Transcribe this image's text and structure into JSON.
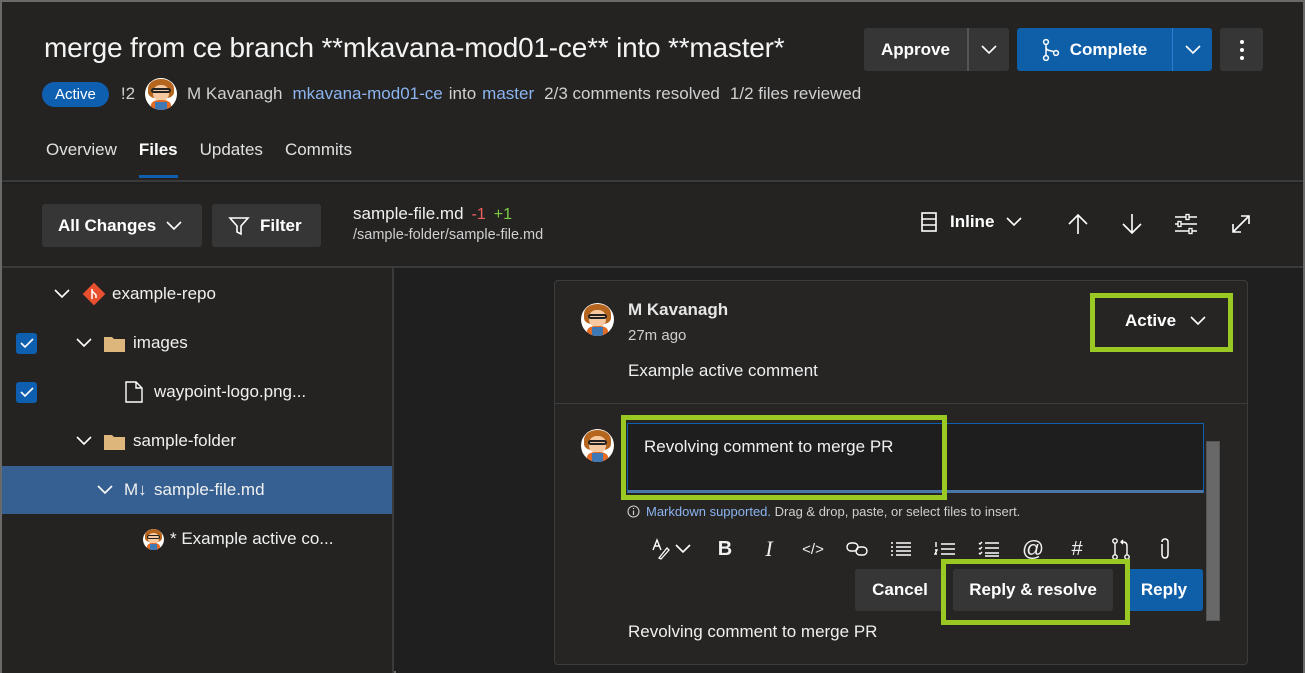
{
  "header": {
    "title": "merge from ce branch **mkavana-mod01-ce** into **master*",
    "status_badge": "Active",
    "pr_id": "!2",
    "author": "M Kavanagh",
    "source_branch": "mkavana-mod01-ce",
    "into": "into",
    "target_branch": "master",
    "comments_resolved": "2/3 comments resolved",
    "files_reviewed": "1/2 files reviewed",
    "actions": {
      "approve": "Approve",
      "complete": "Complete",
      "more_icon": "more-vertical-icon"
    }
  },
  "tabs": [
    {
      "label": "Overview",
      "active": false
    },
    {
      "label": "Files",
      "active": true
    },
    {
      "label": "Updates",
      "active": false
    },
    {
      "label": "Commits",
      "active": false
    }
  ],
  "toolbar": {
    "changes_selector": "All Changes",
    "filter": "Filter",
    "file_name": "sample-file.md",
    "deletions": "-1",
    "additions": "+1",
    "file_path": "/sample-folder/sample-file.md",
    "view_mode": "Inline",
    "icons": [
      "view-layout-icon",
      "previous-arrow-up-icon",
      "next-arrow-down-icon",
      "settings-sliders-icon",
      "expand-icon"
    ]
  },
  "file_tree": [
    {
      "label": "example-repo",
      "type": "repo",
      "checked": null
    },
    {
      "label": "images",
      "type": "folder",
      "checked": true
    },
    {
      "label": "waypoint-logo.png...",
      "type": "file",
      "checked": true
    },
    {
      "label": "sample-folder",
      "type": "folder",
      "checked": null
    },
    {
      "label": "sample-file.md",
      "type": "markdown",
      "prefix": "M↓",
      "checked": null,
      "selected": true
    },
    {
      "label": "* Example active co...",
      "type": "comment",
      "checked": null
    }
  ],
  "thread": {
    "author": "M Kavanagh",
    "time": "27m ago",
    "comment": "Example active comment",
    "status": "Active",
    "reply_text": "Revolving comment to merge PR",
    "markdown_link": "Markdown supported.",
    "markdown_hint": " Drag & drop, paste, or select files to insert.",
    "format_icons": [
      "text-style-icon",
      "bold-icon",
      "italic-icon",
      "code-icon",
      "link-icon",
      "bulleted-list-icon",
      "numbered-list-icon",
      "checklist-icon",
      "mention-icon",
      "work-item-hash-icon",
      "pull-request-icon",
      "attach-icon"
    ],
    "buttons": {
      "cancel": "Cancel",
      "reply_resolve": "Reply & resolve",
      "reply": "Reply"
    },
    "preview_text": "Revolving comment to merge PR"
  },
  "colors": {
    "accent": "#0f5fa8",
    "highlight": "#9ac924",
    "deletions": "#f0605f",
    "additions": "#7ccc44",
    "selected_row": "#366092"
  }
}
...
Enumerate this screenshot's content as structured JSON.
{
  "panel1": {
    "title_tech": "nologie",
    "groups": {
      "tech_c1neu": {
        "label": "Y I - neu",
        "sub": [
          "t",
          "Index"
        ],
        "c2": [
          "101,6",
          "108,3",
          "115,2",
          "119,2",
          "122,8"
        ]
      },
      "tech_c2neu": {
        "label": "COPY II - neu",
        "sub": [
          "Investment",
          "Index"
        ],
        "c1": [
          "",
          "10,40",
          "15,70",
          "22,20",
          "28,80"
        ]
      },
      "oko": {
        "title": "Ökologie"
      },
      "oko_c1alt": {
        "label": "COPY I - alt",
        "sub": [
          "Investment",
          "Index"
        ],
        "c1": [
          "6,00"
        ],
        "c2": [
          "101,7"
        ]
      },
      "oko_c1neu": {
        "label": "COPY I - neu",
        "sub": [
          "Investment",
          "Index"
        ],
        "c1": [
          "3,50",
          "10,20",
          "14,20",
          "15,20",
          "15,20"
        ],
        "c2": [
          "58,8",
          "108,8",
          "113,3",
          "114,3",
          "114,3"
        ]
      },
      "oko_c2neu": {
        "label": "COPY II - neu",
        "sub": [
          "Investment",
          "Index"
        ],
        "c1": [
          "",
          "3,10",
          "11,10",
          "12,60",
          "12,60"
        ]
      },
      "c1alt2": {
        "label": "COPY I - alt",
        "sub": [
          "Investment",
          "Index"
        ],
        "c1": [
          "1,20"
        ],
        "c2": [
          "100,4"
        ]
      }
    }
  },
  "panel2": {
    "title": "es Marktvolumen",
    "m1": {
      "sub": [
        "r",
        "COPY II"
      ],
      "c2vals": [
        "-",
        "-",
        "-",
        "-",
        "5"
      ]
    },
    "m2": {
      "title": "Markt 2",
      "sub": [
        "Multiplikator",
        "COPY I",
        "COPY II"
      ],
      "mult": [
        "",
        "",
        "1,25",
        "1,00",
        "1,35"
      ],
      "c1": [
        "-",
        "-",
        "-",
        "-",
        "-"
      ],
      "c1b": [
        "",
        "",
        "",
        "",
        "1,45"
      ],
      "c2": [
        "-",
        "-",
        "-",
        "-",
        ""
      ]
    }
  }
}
...
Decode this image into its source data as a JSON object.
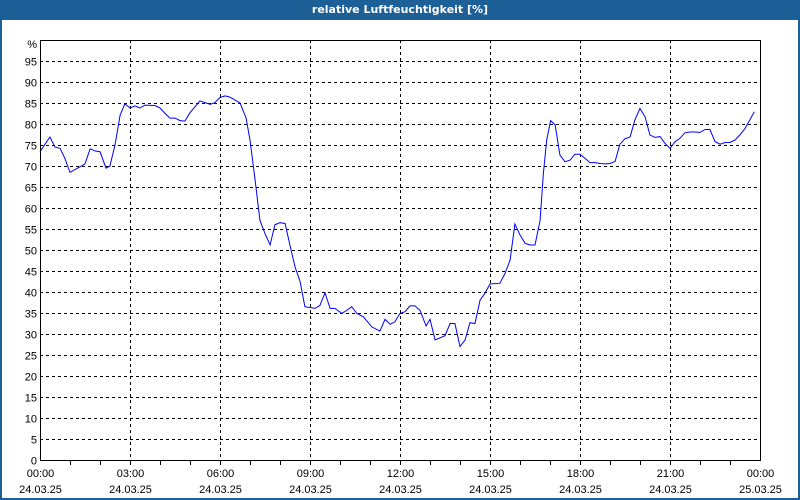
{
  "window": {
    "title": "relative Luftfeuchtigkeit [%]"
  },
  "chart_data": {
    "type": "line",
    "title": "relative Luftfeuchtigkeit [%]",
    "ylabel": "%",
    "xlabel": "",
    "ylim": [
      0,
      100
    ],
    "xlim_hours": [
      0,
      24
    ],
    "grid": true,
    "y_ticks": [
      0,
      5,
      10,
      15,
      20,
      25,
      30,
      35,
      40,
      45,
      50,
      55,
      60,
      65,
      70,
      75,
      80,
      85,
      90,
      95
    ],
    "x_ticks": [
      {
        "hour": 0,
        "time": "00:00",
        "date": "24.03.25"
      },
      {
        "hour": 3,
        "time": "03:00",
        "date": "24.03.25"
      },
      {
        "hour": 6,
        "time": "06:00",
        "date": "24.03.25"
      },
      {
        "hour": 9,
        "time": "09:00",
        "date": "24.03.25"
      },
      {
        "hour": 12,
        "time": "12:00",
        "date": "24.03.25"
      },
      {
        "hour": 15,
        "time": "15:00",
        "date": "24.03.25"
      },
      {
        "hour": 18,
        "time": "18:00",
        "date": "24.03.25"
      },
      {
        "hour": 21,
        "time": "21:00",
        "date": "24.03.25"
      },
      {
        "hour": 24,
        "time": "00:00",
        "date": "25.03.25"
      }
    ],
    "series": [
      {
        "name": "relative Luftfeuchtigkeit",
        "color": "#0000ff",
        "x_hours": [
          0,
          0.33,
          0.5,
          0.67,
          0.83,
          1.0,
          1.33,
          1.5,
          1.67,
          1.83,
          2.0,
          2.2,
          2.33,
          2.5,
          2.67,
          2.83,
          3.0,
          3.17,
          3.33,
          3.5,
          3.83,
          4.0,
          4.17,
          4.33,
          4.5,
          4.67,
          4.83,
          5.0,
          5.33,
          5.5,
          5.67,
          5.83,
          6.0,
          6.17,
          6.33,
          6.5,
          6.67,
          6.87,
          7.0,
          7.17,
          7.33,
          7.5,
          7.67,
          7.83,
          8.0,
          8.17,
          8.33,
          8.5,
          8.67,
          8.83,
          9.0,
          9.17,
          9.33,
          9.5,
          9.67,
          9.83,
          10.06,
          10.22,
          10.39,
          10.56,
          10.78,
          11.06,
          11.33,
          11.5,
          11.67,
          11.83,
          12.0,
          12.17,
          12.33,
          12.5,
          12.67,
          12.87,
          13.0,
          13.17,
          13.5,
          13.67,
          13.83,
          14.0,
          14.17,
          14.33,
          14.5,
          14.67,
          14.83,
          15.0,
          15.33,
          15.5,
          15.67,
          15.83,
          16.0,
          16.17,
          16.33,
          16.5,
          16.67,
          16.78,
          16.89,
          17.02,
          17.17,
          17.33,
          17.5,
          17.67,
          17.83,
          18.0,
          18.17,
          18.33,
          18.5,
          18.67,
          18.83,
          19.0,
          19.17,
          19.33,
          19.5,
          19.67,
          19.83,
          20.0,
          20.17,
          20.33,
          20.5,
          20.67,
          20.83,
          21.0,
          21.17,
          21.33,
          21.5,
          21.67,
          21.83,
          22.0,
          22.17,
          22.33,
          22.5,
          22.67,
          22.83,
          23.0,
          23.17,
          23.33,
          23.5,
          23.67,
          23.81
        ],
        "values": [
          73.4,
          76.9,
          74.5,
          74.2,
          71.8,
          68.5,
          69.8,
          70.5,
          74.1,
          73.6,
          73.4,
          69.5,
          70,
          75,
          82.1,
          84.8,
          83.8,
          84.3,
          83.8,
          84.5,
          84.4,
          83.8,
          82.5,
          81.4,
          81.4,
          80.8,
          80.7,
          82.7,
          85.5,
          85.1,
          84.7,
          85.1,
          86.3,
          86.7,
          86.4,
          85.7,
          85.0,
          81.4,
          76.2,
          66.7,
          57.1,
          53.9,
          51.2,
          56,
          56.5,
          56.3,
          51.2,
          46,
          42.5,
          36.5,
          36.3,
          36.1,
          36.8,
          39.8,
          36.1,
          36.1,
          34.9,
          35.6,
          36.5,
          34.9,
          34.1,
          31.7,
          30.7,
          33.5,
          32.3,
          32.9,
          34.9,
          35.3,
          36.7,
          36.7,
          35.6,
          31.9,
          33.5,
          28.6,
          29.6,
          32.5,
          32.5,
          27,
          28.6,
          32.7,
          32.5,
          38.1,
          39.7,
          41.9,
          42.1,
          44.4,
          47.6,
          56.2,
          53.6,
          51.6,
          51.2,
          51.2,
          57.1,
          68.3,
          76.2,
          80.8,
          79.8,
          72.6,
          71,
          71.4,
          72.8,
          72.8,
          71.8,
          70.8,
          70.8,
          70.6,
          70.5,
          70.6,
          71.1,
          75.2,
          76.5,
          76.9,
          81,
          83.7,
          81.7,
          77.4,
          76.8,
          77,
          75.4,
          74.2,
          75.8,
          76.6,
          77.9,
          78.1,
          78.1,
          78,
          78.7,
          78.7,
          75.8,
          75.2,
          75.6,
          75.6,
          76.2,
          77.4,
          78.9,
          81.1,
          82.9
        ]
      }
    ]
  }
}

§ Goal
Say how many lines include the word "folder"; reply with the number alone.

§ Reply to the task
4